> TASK GOAL
Look below. Copy each line that has "China" in it.

---+---

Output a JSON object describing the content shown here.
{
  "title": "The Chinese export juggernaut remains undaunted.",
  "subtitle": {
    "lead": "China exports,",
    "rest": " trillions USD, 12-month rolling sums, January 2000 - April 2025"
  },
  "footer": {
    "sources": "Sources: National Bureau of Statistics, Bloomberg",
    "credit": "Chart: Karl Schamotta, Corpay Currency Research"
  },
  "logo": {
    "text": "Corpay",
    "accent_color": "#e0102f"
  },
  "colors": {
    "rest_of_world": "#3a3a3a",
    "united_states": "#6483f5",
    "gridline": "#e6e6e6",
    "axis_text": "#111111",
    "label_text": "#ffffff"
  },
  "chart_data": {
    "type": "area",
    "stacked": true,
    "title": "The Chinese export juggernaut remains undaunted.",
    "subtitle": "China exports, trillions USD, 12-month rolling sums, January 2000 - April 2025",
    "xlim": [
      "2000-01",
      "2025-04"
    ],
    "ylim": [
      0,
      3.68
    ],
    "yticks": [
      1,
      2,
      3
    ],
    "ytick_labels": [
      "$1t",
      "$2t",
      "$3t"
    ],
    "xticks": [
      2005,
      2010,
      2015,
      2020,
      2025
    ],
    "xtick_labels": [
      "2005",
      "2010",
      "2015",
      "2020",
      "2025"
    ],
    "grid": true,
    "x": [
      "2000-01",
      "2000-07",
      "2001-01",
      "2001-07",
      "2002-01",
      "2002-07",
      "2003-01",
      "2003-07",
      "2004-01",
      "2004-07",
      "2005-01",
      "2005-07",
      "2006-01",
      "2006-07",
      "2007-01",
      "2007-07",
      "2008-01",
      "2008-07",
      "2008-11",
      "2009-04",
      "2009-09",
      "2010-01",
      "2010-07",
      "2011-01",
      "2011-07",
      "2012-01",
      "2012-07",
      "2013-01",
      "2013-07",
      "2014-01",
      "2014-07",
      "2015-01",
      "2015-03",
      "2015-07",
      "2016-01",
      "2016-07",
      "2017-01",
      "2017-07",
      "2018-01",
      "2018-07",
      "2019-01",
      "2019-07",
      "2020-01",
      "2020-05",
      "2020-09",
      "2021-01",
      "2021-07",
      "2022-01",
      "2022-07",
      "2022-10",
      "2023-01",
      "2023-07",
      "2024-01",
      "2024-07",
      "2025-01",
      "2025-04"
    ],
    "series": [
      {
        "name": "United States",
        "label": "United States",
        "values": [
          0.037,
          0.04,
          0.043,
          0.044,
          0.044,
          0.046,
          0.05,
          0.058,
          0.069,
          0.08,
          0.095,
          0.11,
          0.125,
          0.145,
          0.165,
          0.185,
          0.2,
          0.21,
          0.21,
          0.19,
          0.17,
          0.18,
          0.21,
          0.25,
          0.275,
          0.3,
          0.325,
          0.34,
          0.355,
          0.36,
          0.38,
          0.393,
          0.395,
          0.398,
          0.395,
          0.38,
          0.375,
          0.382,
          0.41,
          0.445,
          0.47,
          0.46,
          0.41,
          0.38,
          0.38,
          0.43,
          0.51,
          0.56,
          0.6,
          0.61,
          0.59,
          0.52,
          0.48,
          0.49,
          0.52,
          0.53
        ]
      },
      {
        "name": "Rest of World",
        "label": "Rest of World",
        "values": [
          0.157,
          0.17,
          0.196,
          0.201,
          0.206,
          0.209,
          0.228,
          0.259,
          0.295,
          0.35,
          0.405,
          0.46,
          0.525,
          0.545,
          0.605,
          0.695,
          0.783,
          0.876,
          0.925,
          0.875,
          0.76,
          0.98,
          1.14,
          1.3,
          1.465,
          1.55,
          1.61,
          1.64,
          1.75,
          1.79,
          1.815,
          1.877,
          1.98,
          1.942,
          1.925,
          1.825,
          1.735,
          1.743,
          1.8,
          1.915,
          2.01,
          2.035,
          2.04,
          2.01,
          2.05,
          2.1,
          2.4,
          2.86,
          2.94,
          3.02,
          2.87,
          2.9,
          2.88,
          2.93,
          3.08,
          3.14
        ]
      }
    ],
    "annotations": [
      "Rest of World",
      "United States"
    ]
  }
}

---+---

> WORKED ANSWER
    "lead": "China exports,",
    "subtitle": "China exports, trillions USD, 12-month rolling sums, January 2000 - April 2025",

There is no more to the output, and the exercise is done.